Count how many lines have the word "data" in them. Reply with that number by itself.

▶ **Source records**
START

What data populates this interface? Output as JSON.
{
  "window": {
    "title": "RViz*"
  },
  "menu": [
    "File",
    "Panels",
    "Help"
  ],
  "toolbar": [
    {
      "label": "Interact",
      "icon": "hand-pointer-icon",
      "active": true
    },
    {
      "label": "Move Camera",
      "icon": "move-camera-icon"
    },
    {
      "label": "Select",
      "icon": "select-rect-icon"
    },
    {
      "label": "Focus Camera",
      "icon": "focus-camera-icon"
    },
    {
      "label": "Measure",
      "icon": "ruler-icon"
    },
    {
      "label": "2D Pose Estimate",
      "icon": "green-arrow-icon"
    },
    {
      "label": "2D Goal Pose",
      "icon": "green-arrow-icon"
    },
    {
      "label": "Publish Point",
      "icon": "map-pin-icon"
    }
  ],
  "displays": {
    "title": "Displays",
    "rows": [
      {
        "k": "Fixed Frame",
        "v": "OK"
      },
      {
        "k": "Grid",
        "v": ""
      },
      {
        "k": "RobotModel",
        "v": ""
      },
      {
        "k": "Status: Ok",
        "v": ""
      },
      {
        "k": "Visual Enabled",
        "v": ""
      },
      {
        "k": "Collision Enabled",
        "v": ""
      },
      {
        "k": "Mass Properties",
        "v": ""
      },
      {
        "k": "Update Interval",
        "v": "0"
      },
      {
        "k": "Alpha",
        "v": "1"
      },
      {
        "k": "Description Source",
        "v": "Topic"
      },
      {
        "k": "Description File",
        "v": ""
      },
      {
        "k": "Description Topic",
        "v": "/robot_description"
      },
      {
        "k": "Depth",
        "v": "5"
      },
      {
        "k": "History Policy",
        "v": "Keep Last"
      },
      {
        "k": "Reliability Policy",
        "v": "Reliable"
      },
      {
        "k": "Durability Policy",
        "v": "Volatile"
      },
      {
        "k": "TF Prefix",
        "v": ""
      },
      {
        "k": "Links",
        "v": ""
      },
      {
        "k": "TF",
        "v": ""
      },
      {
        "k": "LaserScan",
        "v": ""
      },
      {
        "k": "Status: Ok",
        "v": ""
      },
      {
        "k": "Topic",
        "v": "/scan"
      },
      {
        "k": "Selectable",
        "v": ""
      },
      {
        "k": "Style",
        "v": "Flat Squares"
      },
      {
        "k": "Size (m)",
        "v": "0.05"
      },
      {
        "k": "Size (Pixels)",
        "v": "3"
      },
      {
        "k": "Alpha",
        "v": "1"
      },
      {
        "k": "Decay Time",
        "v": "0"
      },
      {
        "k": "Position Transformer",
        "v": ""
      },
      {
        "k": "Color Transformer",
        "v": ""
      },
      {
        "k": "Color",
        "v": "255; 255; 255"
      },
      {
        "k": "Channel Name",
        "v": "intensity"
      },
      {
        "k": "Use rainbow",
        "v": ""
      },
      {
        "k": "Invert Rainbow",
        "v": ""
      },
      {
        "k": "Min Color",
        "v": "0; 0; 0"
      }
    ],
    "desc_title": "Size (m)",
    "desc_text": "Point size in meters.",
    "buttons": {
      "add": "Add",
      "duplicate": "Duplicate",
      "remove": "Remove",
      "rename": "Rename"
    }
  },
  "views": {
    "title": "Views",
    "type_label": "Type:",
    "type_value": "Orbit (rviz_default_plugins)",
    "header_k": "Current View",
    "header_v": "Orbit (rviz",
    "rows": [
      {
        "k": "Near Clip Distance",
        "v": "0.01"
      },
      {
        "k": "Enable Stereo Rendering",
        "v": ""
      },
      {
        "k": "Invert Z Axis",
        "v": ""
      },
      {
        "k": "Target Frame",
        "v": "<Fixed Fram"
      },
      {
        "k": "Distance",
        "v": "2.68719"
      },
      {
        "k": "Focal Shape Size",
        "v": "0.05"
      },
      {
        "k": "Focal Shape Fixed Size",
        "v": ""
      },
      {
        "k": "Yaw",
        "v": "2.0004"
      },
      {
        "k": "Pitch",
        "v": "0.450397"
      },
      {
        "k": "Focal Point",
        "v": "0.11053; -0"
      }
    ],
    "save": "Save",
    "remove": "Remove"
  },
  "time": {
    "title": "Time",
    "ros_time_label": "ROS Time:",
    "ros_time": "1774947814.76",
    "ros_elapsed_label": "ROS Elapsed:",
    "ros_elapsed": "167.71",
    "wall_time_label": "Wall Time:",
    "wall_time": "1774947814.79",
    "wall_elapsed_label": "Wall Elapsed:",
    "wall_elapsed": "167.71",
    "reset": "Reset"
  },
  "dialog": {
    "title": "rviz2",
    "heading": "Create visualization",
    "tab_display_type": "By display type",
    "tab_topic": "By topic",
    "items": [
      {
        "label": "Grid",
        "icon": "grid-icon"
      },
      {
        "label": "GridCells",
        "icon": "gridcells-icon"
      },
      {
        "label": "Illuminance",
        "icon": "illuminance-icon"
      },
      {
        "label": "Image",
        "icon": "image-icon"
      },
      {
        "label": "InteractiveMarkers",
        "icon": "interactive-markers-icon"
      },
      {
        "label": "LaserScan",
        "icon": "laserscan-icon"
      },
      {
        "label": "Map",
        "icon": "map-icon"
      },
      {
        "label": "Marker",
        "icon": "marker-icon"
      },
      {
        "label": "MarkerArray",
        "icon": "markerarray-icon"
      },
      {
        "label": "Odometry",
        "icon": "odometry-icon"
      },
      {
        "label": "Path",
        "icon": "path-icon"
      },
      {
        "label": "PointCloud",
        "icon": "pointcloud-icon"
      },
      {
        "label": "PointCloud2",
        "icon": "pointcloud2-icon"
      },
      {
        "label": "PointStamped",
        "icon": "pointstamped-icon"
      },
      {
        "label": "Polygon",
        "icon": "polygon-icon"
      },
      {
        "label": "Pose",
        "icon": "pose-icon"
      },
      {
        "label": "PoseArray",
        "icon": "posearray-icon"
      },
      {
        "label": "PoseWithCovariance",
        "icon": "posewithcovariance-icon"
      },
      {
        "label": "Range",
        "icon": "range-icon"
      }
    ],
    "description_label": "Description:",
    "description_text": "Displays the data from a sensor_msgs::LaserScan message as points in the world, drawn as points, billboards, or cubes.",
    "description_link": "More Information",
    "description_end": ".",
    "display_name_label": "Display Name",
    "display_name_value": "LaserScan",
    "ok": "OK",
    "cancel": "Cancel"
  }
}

END

▶ **FULL OUTPUT**
2